▶ Data to use:
◆ ◆ ◆ ◆

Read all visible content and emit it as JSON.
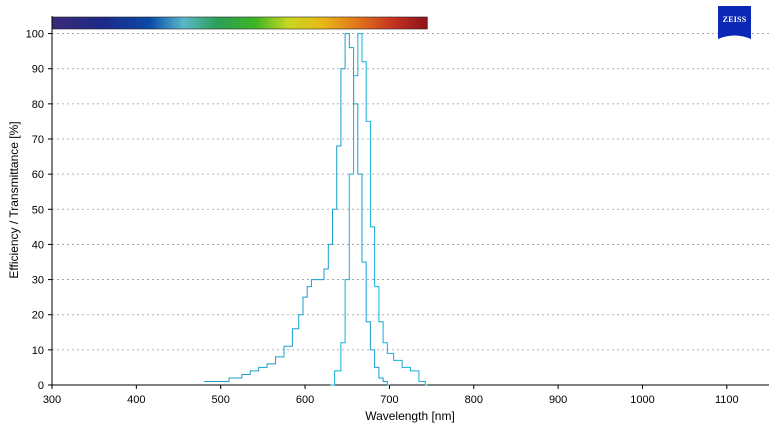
{
  "chart_data": {
    "type": "line",
    "title": "",
    "xlabel": "Wavelength [nm]",
    "ylabel": "Efficiency / Transmittance [%]",
    "xlim": [
      300,
      1150
    ],
    "ylim": [
      0,
      105
    ],
    "xticks": [
      300,
      400,
      500,
      600,
      700,
      800,
      900,
      1000,
      1100
    ],
    "yticks": [
      0,
      10,
      20,
      30,
      40,
      50,
      60,
      70,
      80,
      90,
      100
    ],
    "grid": "horizontal dotted",
    "legend": "none",
    "spectrum_bar_range": [
      300,
      745
    ],
    "series": [
      {
        "color": "#1a9fcc",
        "x": [
          480,
          500,
          520,
          530,
          540,
          550,
          560,
          570,
          580,
          590,
          595,
          600,
          605,
          610,
          615,
          620,
          625,
          630,
          635,
          640,
          645,
          650,
          655,
          660,
          665,
          670,
          675,
          680,
          685,
          690,
          695,
          700
        ],
        "y": [
          1,
          1,
          2,
          3,
          4,
          5,
          6,
          8,
          11,
          16,
          20,
          25,
          28,
          30,
          30,
          30,
          33,
          40,
          50,
          68,
          90,
          100,
          96,
          80,
          60,
          35,
          18,
          10,
          5,
          2,
          1,
          0
        ]
      },
      {
        "color": "#15b0d6",
        "x": [
          630,
          640,
          645,
          650,
          655,
          660,
          665,
          670,
          675,
          680,
          685,
          690,
          695,
          700,
          710,
          720,
          730,
          740,
          745
        ],
        "y": [
          0,
          4,
          12,
          30,
          60,
          88,
          100,
          92,
          75,
          45,
          28,
          18,
          12,
          9,
          7,
          5,
          4,
          1,
          0
        ]
      }
    ]
  },
  "logo": {
    "text": "ZEISS",
    "color": "#0a28b4"
  },
  "colors": {
    "grid": "#9a9a9a",
    "axis": "#000000"
  }
}
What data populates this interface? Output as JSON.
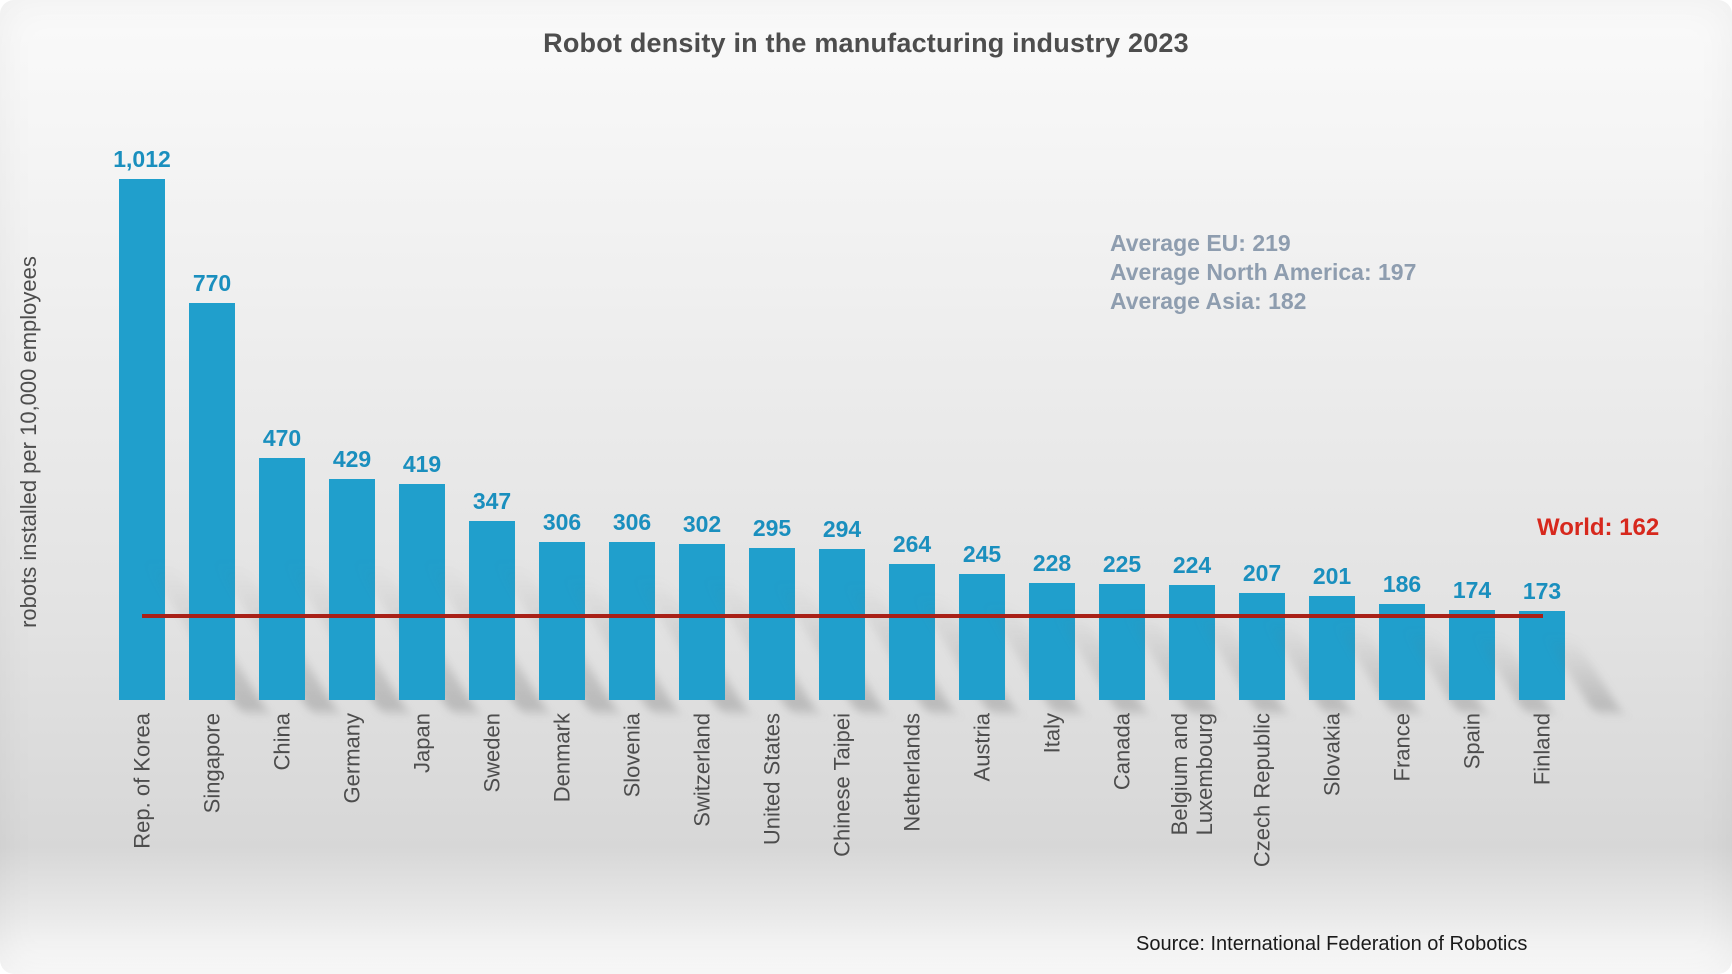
{
  "chart_data": {
    "type": "bar",
    "title": "Robot density in the manufacturing industry 2023",
    "ylabel": "robots installed per 10,000 employees",
    "categories": [
      "Rep. of Korea",
      "Singapore",
      "China",
      "Germany",
      "Japan",
      "Sweden",
      "Denmark",
      "Slovenia",
      "Switzerland",
      "United States",
      "Chinese Taipei",
      "Netherlands",
      "Austria",
      "Italy",
      "Canada",
      "Belgium and\nLuxembourg",
      "Czech Republic",
      "Slovakia",
      "France",
      "Spain",
      "Finland"
    ],
    "values": [
      1012,
      770,
      470,
      429,
      419,
      347,
      306,
      306,
      302,
      295,
      294,
      264,
      245,
      228,
      225,
      224,
      207,
      201,
      186,
      174,
      173
    ],
    "value_labels": [
      "1,012",
      "770",
      "470",
      "429",
      "419",
      "347",
      "306",
      "306",
      "302",
      "295",
      "294",
      "264",
      "245",
      "228",
      "225",
      "224",
      "207",
      "201",
      "186",
      "174",
      "173"
    ],
    "ylim": [
      0,
      1090
    ],
    "grid": false,
    "legend": "none",
    "bar_color": "#209fcc",
    "value_label_color": "#1a8fbe",
    "annotations": {
      "lines": [
        "Average EU: 219",
        "Average North America: 197",
        "Average Asia: 182"
      ],
      "color": "#8e9daf"
    },
    "reference_line": {
      "value": 162,
      "label": "World: 162",
      "line_color": "#a92017",
      "label_color": "#d7281d"
    },
    "source": "Source: International Federation of Robotics"
  }
}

◆ ◆ ◆ ◆

▶ Exercise objective: Using the entries above, find all lines with "grid". Copy them.

▶ Right answer:
    "grid": "horizontal dotted",
    "grid": "#9a9a9a",
    "grid": false,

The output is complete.